--- Description of the task ---
Locate every line in the records below that holds the word "benämning" and return each one.

--- Records for this exercise ---
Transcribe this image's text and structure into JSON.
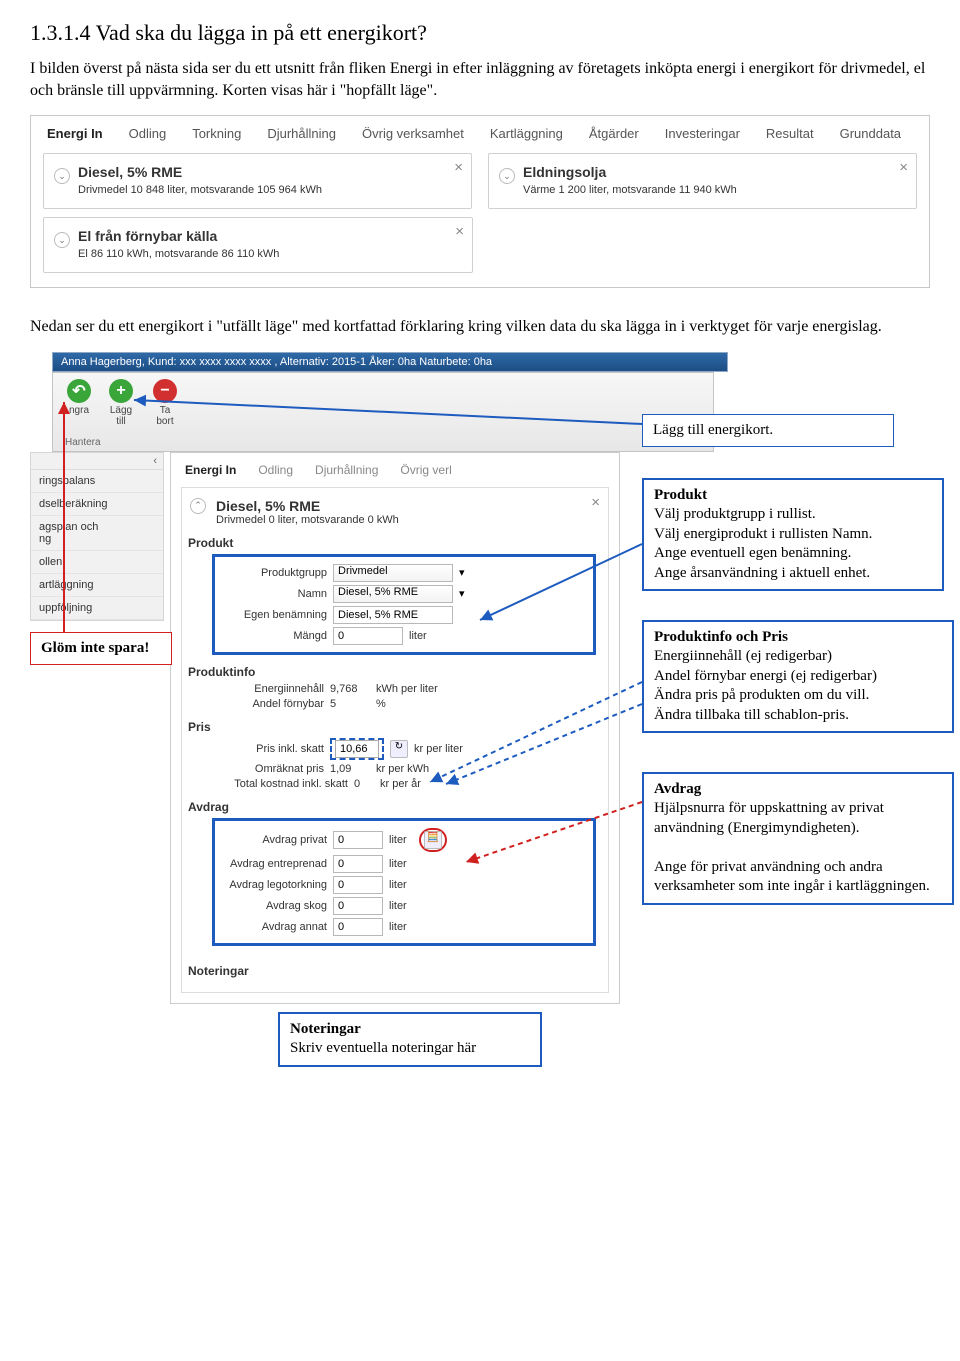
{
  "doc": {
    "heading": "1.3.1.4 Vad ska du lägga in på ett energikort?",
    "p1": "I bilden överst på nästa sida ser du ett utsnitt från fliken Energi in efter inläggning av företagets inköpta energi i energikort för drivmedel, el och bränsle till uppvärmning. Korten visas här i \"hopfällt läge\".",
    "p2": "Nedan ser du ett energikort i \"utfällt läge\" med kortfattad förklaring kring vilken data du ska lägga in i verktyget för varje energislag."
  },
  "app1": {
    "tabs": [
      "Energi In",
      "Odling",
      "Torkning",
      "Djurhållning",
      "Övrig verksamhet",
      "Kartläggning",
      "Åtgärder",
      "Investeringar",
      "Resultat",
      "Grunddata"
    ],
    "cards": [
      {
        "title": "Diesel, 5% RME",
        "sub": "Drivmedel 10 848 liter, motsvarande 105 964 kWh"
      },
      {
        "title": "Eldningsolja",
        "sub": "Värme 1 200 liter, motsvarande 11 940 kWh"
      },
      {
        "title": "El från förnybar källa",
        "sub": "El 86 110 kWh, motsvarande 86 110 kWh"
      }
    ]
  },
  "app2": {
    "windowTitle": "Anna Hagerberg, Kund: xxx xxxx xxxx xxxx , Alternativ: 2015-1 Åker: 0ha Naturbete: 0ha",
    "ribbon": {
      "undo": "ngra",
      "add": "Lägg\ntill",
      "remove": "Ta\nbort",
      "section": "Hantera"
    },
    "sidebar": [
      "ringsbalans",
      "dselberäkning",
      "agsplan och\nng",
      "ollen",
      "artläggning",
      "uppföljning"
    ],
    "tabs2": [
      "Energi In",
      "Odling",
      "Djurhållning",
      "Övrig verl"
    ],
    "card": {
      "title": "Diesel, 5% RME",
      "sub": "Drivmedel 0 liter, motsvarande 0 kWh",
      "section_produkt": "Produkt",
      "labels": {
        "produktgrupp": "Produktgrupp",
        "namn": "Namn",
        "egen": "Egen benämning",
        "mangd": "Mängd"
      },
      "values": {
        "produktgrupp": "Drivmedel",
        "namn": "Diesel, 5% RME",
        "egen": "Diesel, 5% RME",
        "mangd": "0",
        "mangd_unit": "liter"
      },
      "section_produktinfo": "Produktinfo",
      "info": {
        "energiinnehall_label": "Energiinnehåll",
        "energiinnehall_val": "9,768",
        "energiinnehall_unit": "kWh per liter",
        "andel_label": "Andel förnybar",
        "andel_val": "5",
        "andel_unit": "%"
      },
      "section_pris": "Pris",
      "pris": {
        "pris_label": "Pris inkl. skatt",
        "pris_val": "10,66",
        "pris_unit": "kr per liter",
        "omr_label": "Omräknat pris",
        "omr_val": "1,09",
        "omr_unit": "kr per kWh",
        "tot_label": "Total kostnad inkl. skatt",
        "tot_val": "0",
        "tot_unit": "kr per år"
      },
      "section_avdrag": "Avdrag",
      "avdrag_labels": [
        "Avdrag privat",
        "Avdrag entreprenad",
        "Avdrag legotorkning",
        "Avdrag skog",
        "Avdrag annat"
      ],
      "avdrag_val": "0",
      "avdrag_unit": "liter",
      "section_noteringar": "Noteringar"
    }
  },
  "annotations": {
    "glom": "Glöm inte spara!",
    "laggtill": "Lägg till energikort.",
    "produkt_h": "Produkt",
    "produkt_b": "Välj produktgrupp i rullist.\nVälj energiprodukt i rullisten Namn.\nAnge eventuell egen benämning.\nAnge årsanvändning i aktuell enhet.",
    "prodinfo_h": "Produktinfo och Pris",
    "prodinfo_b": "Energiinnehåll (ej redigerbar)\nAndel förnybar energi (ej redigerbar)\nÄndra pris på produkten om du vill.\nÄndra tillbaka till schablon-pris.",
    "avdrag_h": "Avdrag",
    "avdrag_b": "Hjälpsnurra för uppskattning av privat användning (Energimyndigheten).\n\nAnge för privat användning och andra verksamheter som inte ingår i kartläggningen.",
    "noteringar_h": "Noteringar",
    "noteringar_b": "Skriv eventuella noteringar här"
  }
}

--- Solution to the problem ---
        "egen": "Egen benämning",
    "produkt_b": "Välj produktgrupp i rullist.\nVälj energiprodukt i rullisten Namn.\nAnge eventuell egen benämning.\nAnge årsanvändning i aktuell enhet.",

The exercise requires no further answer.